Source material =>
_ _ _
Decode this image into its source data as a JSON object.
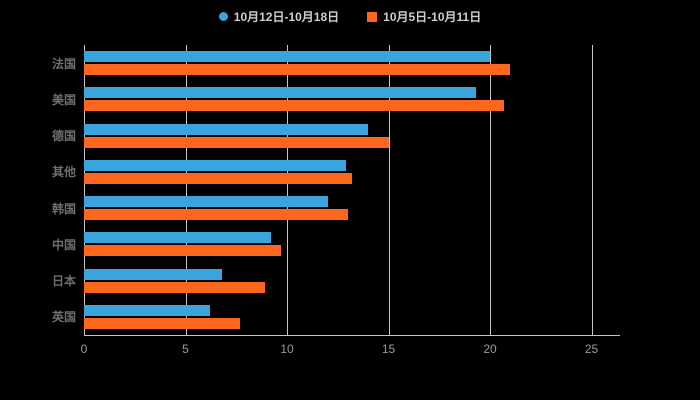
{
  "legend": {
    "items": [
      {
        "label": "10月12日-10月18日",
        "marker": "circle",
        "color": "#3aa4dc"
      },
      {
        "label": "10月5日-10月11日",
        "marker": "square",
        "color": "#fc661d"
      }
    ]
  },
  "chart_data": {
    "type": "bar",
    "orientation": "horizontal",
    "title": "",
    "xlabel": "",
    "ylabel": "",
    "categories": [
      "法国",
      "美国",
      "德国",
      "其他",
      "韩国",
      "中国",
      "日本",
      "英国"
    ],
    "series": [
      {
        "name": "10月12日-10月18日",
        "color": "#3aa4dc",
        "values": [
          20,
          19.3,
          14,
          12.9,
          12,
          9.2,
          6.8,
          6.2
        ]
      },
      {
        "name": "10月5日-10月11日",
        "color": "#fc661d",
        "values": [
          21,
          20.7,
          15,
          13.2,
          13,
          9.7,
          8.9,
          7.7
        ]
      }
    ],
    "xticks": [
      0,
      5,
      10,
      15,
      20,
      25
    ],
    "xlim": [
      0,
      26.4
    ],
    "grid": true,
    "legend_position": "top",
    "colors": {
      "background": "#000000",
      "grid_line": "#c6c6c6",
      "axis_line": "#c6c6c6",
      "tick_label": "#9a9a9a",
      "category_label": "#6e6e6e"
    }
  }
}
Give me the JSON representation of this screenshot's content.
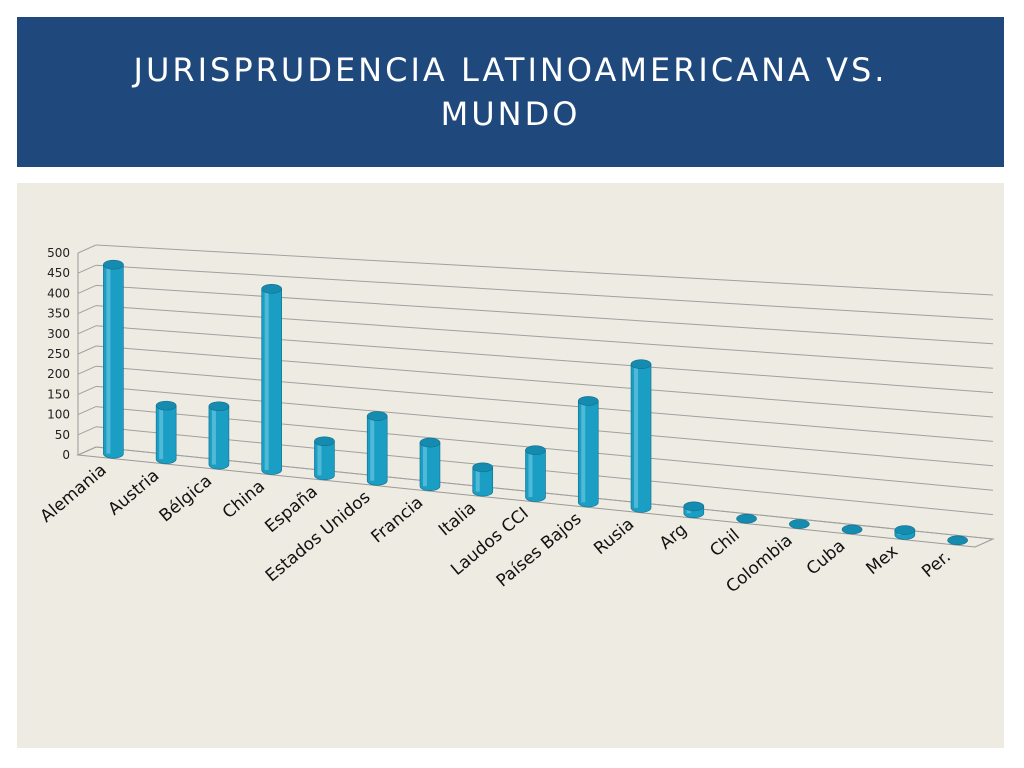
{
  "slide": {
    "title": "JURISPRUDENCIA LATINOAMERICANA VS. MUNDO"
  },
  "colors": {
    "title_band": "#1f497d",
    "panel": "#eeebe2",
    "bar_side": "#1a9ec4",
    "bar_top": "#168bb0"
  },
  "chart_data": {
    "type": "bar",
    "style": "3d-cylinder",
    "title": "",
    "xlabel": "",
    "ylabel": "",
    "ylim": [
      0,
      500
    ],
    "yticks": [
      "0",
      "50",
      "100",
      "150",
      "200",
      "250",
      "300",
      "350",
      "400",
      "450",
      "500"
    ],
    "grid": true,
    "legend": "none",
    "categories": [
      "Alemania",
      "Austria",
      "Bélgica",
      "China",
      "España",
      "Estados Unidos",
      "Francia",
      "Italia",
      "Laudos CCI",
      "Países Bajos",
      "Rusia",
      "Arg",
      "Chil",
      "Colombia",
      "Cuba",
      "Mex",
      "Per."
    ],
    "values": [
      465,
      130,
      140,
      430,
      80,
      150,
      100,
      55,
      105,
      225,
      315,
      15,
      0,
      0,
      0,
      10,
      0
    ]
  }
}
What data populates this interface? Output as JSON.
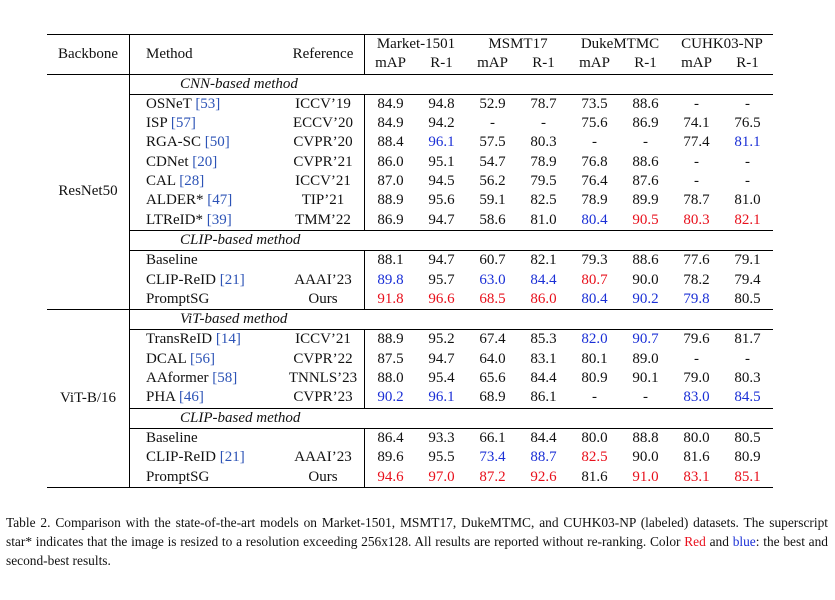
{
  "headers": {
    "backbone": "Backbone",
    "method": "Method",
    "reference": "Reference",
    "datasets": [
      "Market-1501",
      "MSMT17",
      "DukeMTMC",
      "CUHK03-NP"
    ],
    "metrics": [
      "mAP",
      "R-1",
      "mAP",
      "R-1",
      "mAP",
      "R-1",
      "mAP",
      "R-1"
    ]
  },
  "colors": {
    "best": "#e8101c",
    "second": "#1a2fd6",
    "citation": "#2c53b6"
  },
  "blocks": [
    {
      "backbone": "ResNet50",
      "groups": [
        {
          "title": "CNN-based method",
          "rows": [
            {
              "name": "OSNeT",
              "cite": "[53]",
              "ref": "ICCV’19",
              "vals": [
                "84.9",
                "94.8",
                "52.9",
                "78.7",
                "73.5",
                "88.6",
                "-",
                "-"
              ],
              "colors": [
                "",
                "",
                "",
                "",
                "",
                "",
                "",
                ""
              ]
            },
            {
              "name": "ISP",
              "cite": "[57]",
              "ref": "ECCV’20",
              "vals": [
                "84.9",
                "94.2",
                "-",
                "-",
                "75.6",
                "86.9",
                "74.1",
                "76.5"
              ],
              "colors": [
                "",
                "",
                "",
                "",
                "",
                "",
                "",
                ""
              ]
            },
            {
              "name": "RGA-SC",
              "cite": "[50]",
              "ref": "CVPR’20",
              "vals": [
                "88.4",
                "96.1",
                "57.5",
                "80.3",
                "-",
                "-",
                "77.4",
                "81.1"
              ],
              "colors": [
                "",
                "blue",
                "",
                "",
                "",
                "",
                "",
                "blue"
              ]
            },
            {
              "name": "CDNet",
              "cite": "[20]",
              "ref": "CVPR’21",
              "vals": [
                "86.0",
                "95.1",
                "54.7",
                "78.9",
                "76.8",
                "88.6",
                "-",
                "-"
              ],
              "colors": [
                "",
                "",
                "",
                "",
                "",
                "",
                "",
                ""
              ]
            },
            {
              "name": "CAL",
              "cite": "[28]",
              "ref": "ICCV’21",
              "vals": [
                "87.0",
                "94.5",
                "56.2",
                "79.5",
                "76.4",
                "87.6",
                "-",
                "-"
              ],
              "colors": [
                "",
                "",
                "",
                "",
                "",
                "",
                "",
                ""
              ]
            },
            {
              "name": "ALDER*",
              "cite": "[47]",
              "ref": "TIP’21",
              "vals": [
                "88.9",
                "95.6",
                "59.1",
                "82.5",
                "78.9",
                "89.9",
                "78.7",
                "81.0"
              ],
              "colors": [
                "",
                "",
                "",
                "",
                "",
                "",
                "",
                ""
              ]
            },
            {
              "name": "LTReID*",
              "cite": "[39]",
              "ref": "TMM’22",
              "vals": [
                "86.9",
                "94.7",
                "58.6",
                "81.0",
                "80.4",
                "90.5",
                "80.3",
                "82.1"
              ],
              "colors": [
                "",
                "",
                "",
                "",
                "blue",
                "red",
                "red",
                "red"
              ]
            }
          ]
        },
        {
          "title": "CLIP-based method",
          "rows": [
            {
              "name": "Baseline",
              "cite": "",
              "ref": "",
              "vals": [
                "88.1",
                "94.7",
                "60.7",
                "82.1",
                "79.3",
                "88.6",
                "77.6",
                "79.1"
              ],
              "colors": [
                "",
                "",
                "",
                "",
                "",
                "",
                "",
                ""
              ]
            },
            {
              "name": "CLIP-ReID",
              "cite": "[21]",
              "ref": "AAAI’23",
              "vals": [
                "89.8",
                "95.7",
                "63.0",
                "84.4",
                "80.7",
                "90.0",
                "78.2",
                "79.4"
              ],
              "colors": [
                "blue",
                "",
                "blue",
                "blue",
                "red",
                "",
                "",
                ""
              ]
            },
            {
              "name": "PromptSG",
              "cite": "",
              "ref": "Ours",
              "vals": [
                "91.8",
                "96.6",
                "68.5",
                "86.0",
                "80.4",
                "90.2",
                "79.8",
                "80.5"
              ],
              "colors": [
                "red",
                "red",
                "red",
                "red",
                "blue",
                "blue",
                "blue",
                ""
              ]
            }
          ]
        }
      ]
    },
    {
      "backbone": "ViT-B/16",
      "groups": [
        {
          "title": "ViT-based method",
          "rows": [
            {
              "name": "TransReID",
              "cite": "[14]",
              "ref": "ICCV’21",
              "vals": [
                "88.9",
                "95.2",
                "67.4",
                "85.3",
                "82.0",
                "90.7",
                "79.6",
                "81.7"
              ],
              "colors": [
                "",
                "",
                "",
                "",
                "blue",
                "blue",
                "",
                ""
              ]
            },
            {
              "name": "DCAL",
              "cite": "[56]",
              "ref": "CVPR’22",
              "vals": [
                "87.5",
                "94.7",
                "64.0",
                "83.1",
                "80.1",
                "89.0",
                "-",
                "-"
              ],
              "colors": [
                "",
                "",
                "",
                "",
                "",
                "",
                "",
                ""
              ]
            },
            {
              "name": "AAformer",
              "cite": "[58]",
              "ref": "TNNLS’23",
              "vals": [
                "88.0",
                "95.4",
                "65.6",
                "84.4",
                "80.9",
                "90.1",
                "79.0",
                "80.3"
              ],
              "colors": [
                "",
                "",
                "",
                "",
                "",
                "",
                "",
                ""
              ]
            },
            {
              "name": "PHA",
              "cite": "[46]",
              "ref": "CVPR’23",
              "vals": [
                "90.2",
                "96.1",
                "68.9",
                "86.1",
                "-",
                "-",
                "83.0",
                "84.5"
              ],
              "colors": [
                "blue",
                "blue",
                "",
                "",
                "",
                "",
                "blue",
                "blue"
              ]
            }
          ]
        },
        {
          "title": "CLIP-based method",
          "rows": [
            {
              "name": "Baseline",
              "cite": "",
              "ref": "",
              "vals": [
                "86.4",
                "93.3",
                "66.1",
                "84.4",
                "80.0",
                "88.8",
                "80.0",
                "80.5"
              ],
              "colors": [
                "",
                "",
                "",
                "",
                "",
                "",
                "",
                ""
              ]
            },
            {
              "name": "CLIP-ReID",
              "cite": "[21]",
              "ref": "AAAI’23",
              "vals": [
                "89.6",
                "95.5",
                "73.4",
                "88.7",
                "82.5",
                "90.0",
                "81.6",
                "80.9"
              ],
              "colors": [
                "",
                "",
                "blue",
                "blue",
                "red",
                "",
                "",
                ""
              ]
            },
            {
              "name": "PromptSG",
              "cite": "",
              "ref": "Ours",
              "vals": [
                "94.6",
                "97.0",
                "87.2",
                "92.6",
                "81.6",
                "91.0",
                "83.1",
                "85.1"
              ],
              "colors": [
                "red",
                "red",
                "red",
                "red",
                "",
                "red",
                "red",
                "red"
              ]
            }
          ]
        }
      ]
    }
  ],
  "caption": {
    "main": "Table 2. Comparison with the state-of-the-art models on Market-1501, MSMT17, DukeMTMC, and CUHK03-NP (labeled) datasets. The superscript star* indicates that the image is resized to a resolution exceeding 256x128. All results are reported without re-ranking. Color ",
    "red_word": "Red",
    "and_word": " and ",
    "blue_word": "blue",
    "tail": ": the best and second-best results."
  }
}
_ _ _
What to do => Write only the number of lines in the records that include the word "DukeMTMC".

Complete output => 2